- **Task list**:
**a.** Answer these questions using the course readings and policies text:
(i) Does the course have a required textbook?
(ii) Is in-person class attendance obligatory?
(iii) How many late days does each student get for homework assignments?
**b.** In the course readings and policies text, retype the part between "Course staff will" and "day of delay.", inclusive.

- **Excerpt to read**:
--------------------

Readings (subject to change)

Textbooks (optional)

The course does not have a required textbook, but we will discuss selected papers (listed above) and some chapters or materials from these textbooks. All readings for this course are available online.

Policies

Attendance Policies

While in-person class attendance is not obligatory, a small percentage of the grade reflects our assessment of student participation in the course. There are many ways to participate in classes, including asking and answering questions in class, asking and answering questions online, actively participating in meetings with course staff during office hours and feedback meetings, being active during poster presentations, and writing a course reflection.

Extensions on Deadlines

Course staff will grant additional extensions in the case of serious and documented medical or family emergencies. We will consider other serious reasons, such as religious observances (job interviews and other schoolwork are not excuses for late homework), but students must inform course staff substantially in advance of the deadline. Apart from that, for homework assignments all students have three late days to use. After all late days have been exhausted, future delays will involve 10% score penalty for each day of delay.

--------------------

- **Information provided**:
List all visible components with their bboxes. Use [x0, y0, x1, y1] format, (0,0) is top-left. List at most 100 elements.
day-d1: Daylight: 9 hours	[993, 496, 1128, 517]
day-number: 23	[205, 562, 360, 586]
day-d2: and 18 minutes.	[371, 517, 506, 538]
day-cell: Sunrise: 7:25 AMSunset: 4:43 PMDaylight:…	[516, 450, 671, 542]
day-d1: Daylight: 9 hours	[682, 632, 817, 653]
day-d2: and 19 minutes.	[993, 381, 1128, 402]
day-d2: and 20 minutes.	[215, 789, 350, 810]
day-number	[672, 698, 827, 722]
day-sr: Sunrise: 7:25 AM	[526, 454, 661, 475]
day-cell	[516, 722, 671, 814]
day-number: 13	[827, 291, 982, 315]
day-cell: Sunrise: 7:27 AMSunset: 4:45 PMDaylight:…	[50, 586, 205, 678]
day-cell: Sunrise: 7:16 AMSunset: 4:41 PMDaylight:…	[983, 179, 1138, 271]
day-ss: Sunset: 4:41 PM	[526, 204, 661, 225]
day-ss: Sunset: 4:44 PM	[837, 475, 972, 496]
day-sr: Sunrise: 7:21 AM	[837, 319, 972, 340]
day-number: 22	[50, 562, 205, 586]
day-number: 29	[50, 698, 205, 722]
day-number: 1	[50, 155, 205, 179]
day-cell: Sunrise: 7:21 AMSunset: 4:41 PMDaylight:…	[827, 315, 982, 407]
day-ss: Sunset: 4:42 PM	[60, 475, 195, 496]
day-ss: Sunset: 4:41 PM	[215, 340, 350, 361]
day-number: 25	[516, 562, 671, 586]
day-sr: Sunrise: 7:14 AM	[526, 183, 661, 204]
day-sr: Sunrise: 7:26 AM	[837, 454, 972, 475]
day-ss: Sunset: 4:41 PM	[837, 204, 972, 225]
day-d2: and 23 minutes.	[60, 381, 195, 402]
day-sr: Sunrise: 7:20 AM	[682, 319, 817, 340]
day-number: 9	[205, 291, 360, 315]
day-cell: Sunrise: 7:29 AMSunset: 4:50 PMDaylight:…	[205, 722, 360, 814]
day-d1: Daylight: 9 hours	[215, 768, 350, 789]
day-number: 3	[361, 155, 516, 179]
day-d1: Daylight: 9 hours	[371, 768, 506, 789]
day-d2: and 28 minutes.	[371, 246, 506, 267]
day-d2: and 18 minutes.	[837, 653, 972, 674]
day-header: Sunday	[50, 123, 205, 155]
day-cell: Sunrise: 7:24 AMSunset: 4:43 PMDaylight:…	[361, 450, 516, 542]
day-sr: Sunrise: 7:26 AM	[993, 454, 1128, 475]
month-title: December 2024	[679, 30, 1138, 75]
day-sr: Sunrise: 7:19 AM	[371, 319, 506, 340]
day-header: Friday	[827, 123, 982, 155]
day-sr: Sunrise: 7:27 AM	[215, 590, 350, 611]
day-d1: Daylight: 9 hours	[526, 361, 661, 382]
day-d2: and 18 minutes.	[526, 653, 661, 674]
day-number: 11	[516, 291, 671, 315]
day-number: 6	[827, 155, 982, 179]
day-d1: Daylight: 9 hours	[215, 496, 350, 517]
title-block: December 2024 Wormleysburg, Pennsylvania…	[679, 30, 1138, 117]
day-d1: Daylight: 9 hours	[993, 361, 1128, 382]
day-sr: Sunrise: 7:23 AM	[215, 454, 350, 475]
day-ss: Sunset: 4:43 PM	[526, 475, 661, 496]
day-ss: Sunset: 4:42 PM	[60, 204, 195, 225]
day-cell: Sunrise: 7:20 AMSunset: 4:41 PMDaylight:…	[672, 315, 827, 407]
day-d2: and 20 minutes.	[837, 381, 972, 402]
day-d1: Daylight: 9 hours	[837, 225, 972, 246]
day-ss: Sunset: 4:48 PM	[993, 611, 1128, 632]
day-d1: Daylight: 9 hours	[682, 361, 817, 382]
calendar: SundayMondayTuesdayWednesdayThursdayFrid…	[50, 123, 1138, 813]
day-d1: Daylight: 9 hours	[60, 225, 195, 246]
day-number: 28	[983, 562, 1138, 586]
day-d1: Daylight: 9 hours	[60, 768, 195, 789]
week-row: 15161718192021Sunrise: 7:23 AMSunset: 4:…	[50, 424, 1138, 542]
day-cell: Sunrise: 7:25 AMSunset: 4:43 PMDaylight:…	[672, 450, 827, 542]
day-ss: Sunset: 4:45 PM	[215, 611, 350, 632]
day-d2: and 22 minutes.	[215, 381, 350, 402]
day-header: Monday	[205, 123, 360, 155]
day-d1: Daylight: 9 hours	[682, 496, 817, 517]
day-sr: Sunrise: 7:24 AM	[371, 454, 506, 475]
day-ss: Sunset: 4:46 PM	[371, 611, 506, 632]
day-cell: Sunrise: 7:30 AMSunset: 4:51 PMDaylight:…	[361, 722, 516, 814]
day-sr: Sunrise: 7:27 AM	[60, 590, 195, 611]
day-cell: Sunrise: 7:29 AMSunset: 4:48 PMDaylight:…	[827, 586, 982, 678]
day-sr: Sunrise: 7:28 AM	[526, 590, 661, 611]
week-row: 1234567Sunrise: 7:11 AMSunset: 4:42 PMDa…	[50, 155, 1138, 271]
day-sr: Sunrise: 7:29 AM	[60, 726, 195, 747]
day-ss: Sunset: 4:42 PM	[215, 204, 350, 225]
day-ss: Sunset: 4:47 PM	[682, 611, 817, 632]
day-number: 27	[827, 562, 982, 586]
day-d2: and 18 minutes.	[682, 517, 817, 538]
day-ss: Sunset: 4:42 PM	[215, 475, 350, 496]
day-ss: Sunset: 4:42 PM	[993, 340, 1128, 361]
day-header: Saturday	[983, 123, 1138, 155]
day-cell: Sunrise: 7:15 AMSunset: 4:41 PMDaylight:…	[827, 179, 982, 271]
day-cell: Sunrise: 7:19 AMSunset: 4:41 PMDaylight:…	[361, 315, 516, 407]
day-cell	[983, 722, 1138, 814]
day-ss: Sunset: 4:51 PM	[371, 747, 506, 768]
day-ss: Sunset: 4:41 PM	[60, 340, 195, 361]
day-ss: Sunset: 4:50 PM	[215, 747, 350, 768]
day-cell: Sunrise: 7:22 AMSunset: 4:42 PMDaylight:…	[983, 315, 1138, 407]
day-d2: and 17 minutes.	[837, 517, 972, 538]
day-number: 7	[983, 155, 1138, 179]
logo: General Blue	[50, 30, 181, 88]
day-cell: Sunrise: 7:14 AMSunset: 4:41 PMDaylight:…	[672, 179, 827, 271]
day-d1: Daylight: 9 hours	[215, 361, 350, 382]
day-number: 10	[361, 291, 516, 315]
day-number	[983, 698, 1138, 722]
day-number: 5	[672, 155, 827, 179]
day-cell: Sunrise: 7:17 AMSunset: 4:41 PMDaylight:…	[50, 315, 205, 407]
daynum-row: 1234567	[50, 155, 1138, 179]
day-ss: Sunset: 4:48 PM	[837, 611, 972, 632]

--------------------

- **Results in order**:
**a.**
(i) No, the course does not have a required textbook.
(ii) No, in-person class attendance is not obligatory.
(iii) Three late days.

**b.**
Course staff will grant additional extensions in the case of serious and documented medical or family emergencies. We will consider other serious reasons, such as religious observances (job interviews and other schoolwork are not excuses for late homework), but students must inform course staff substantially in advance of the deadline. Apart from that, for homework assignments all students have three late days to use. After all late days have been exhausted, future delays will involve 10% score penalty for each day of delay.